== Consigne ==
Répondez s'il vous plaît aux questions suivantes à partir de l'extrait ci-dessous sur l'accord verbal en breton :
1. En breton standard, que déclenche un sujet réalisé devant la négation ?
2. Quelle traduction française l'exemple (1) donne-t-il pour « mes neuze an dud ne c'hellent ket kanañ ken » ?
3. D'après la partie « Exception au système d'accord », quelles deux formes peut prendre le sujet placé devant la négation ?

== Extrait du document ==
----------------
En breton standard, le verbe montre une morphologie riche avec un sujet devant la négation. Un sujet réalisé devant la négation déclenche une morphologie d'accord riche sur le verbe.


(1) ... SUJET ne verbe.accord du sujet
mes neuze an dud ne c'hellent ket kanañ ken
mais alors le gens ne pouvaient.3PL pas chanter plus
'Mais alors les gens ne pouvaient plus chanter.'
Standard, Interview Brigitte Kloareg, par Ronan Hirrien


Exception au système d'accord

Le sujet devant la négation, DP ou pronom, déclenche l'accord riche sur le verbe, ce qui est une exception dans le système d'accord.
----------------
== Données fournies ==
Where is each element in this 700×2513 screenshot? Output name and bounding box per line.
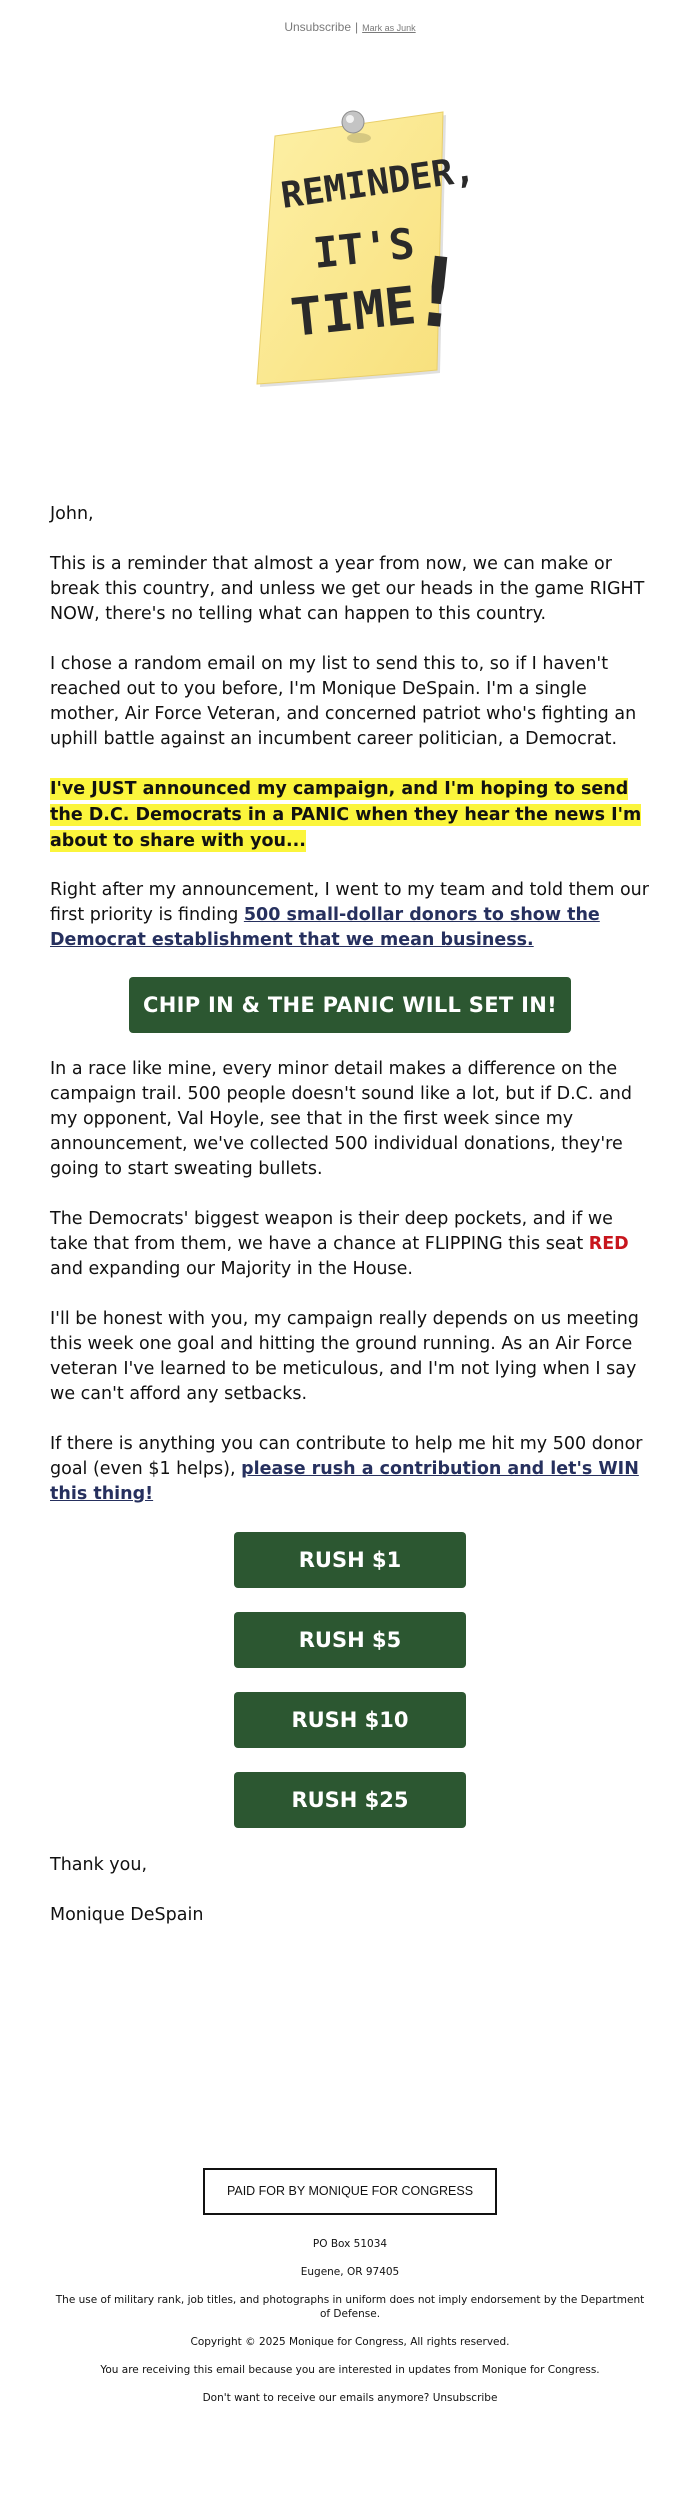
----------------
== Réponse complète ==
1. Il déclenche une morphologie d'accord riche sur le verbe.
2. « Mais alors les gens ne pouvaient plus chanter. »
3. Un DP ou un pronom.